▶ **What to work on**:
Of the lines below, count those containing the word "color". Reply with the number alone.

▶ **Provided entries**:
---

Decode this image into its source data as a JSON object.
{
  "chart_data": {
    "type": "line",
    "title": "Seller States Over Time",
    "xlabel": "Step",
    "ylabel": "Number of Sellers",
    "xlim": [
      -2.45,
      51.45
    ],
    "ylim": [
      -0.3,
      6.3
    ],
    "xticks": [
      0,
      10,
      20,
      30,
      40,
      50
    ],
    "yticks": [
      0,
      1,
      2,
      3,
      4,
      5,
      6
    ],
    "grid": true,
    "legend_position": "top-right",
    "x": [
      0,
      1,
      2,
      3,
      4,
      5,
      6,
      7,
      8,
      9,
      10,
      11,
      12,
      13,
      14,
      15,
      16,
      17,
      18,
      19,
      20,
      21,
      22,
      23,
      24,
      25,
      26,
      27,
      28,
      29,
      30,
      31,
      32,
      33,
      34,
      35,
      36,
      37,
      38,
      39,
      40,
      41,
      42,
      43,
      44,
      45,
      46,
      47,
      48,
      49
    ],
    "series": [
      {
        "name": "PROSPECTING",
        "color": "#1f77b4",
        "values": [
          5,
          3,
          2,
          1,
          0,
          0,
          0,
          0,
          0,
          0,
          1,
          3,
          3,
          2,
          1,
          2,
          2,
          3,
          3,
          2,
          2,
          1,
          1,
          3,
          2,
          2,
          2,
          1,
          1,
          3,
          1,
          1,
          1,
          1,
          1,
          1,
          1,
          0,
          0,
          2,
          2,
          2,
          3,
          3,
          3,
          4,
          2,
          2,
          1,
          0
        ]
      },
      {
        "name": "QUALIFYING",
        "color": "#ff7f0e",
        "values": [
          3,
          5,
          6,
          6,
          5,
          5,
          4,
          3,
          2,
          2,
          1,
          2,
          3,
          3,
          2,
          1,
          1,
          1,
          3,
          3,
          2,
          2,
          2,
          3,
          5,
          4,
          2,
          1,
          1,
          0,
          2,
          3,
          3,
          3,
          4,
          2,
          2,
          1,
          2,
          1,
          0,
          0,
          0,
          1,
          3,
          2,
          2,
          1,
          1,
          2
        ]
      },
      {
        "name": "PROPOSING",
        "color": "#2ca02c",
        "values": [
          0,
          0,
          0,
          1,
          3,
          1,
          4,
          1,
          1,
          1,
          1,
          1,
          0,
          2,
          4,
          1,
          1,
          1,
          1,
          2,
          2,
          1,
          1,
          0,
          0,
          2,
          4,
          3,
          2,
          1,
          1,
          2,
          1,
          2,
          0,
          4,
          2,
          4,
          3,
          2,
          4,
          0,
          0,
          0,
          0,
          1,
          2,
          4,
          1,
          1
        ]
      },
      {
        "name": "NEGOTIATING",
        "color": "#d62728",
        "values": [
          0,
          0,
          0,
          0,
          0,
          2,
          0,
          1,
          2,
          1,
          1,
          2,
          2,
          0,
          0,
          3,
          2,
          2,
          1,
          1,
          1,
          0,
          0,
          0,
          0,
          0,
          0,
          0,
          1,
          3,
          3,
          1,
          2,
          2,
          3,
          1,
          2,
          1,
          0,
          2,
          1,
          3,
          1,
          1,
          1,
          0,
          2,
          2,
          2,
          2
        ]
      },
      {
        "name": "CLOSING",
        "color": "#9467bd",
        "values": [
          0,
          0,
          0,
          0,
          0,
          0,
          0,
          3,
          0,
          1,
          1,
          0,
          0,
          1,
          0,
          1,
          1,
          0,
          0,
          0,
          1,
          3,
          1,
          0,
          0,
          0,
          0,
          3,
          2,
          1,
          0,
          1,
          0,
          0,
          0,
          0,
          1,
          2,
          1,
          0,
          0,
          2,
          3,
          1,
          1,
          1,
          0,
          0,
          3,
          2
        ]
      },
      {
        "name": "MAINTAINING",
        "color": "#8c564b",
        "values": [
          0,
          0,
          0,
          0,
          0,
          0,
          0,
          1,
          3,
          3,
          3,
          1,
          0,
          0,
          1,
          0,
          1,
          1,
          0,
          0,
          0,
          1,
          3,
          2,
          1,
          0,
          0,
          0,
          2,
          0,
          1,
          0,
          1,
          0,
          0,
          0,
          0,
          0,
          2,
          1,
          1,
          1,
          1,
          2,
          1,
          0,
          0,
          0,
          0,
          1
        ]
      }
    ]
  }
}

---

▶ **Reply to the exercise**:
6